* The request:
Pick out every line of the entries below where "title" occurs, and copy those lines.

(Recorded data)
++++++++++

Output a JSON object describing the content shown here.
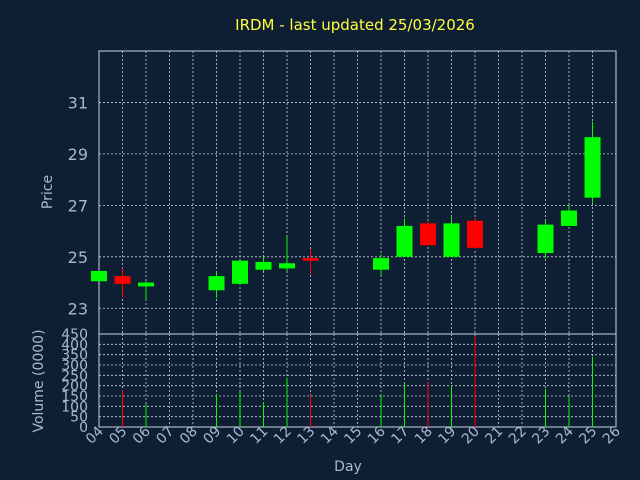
{
  "chart_data": {
    "type": "candlestick",
    "title": "IRDM - last updated 25/03/2026",
    "xlabel": "Day",
    "ylabel": "Price",
    "volume_label": "Volume (0000)",
    "x_ticks": [
      "04",
      "05",
      "06",
      "07",
      "08",
      "09",
      "10",
      "11",
      "12",
      "13",
      "14",
      "15",
      "16",
      "17",
      "18",
      "19",
      "20",
      "21",
      "22",
      "23",
      "24",
      "25",
      "26"
    ],
    "price_ticks": [
      23,
      25,
      27,
      29,
      31
    ],
    "price_ylim": [
      22.0,
      33.0
    ],
    "volume_ticks": [
      0,
      50,
      100,
      150,
      200,
      250,
      300,
      350,
      400,
      450
    ],
    "volume_ylim": [
      0,
      450
    ],
    "grid": true,
    "colors": {
      "up": "#00ff00",
      "down": "#ff0000",
      "background": "#0f1f33",
      "title": "#ffff40",
      "text": "#a8b8d0",
      "grid": "#c8d0dc"
    },
    "candles": [
      {
        "x": 4,
        "open": 24.05,
        "close": 24.45,
        "high": 24.45,
        "low": 24.05,
        "volume": 0
      },
      {
        "x": 5,
        "open": 24.25,
        "close": 23.95,
        "high": 24.55,
        "low": 23.4,
        "volume": 180
      },
      {
        "x": 6,
        "open": 23.85,
        "close": 24.0,
        "high": 24.05,
        "low": 23.35,
        "volume": 110
      },
      {
        "x": 9,
        "open": 23.7,
        "close": 24.25,
        "high": 24.45,
        "low": 23.4,
        "volume": 160
      },
      {
        "x": 10,
        "open": 23.95,
        "close": 24.85,
        "high": 24.85,
        "low": 23.9,
        "volume": 175
      },
      {
        "x": 11,
        "open": 24.5,
        "close": 24.8,
        "high": 25.0,
        "low": 24.45,
        "volume": 120
      },
      {
        "x": 12,
        "open": 24.55,
        "close": 24.75,
        "high": 25.8,
        "low": 24.45,
        "volume": 240
      },
      {
        "x": 13,
        "open": 24.95,
        "close": 24.85,
        "high": 25.3,
        "low": 24.3,
        "volume": 155
      },
      {
        "x": 16,
        "open": 24.5,
        "close": 24.95,
        "high": 25.1,
        "low": 24.25,
        "volume": 160
      },
      {
        "x": 17,
        "open": 25.0,
        "close": 26.2,
        "high": 26.5,
        "low": 25.0,
        "volume": 215
      },
      {
        "x": 18,
        "open": 26.3,
        "close": 25.45,
        "high": 26.4,
        "low": 25.45,
        "volume": 215
      },
      {
        "x": 19,
        "open": 25.0,
        "close": 26.3,
        "high": 26.6,
        "low": 25.0,
        "volume": 200
      },
      {
        "x": 20,
        "open": 26.4,
        "close": 25.35,
        "high": 26.5,
        "low": 25.3,
        "volume": 440
      },
      {
        "x": 23,
        "open": 25.15,
        "close": 26.25,
        "high": 26.4,
        "low": 24.95,
        "volume": 185
      },
      {
        "x": 24,
        "open": 26.2,
        "close": 26.8,
        "high": 27.0,
        "low": 26.2,
        "volume": 155
      },
      {
        "x": 25,
        "open": 27.3,
        "close": 29.65,
        "high": 30.25,
        "low": 27.1,
        "volume": 340
      }
    ]
  }
}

++++++++++

* Response:
    "title": "IRDM - last updated 25/03/2026",
      "title": "#ffff40",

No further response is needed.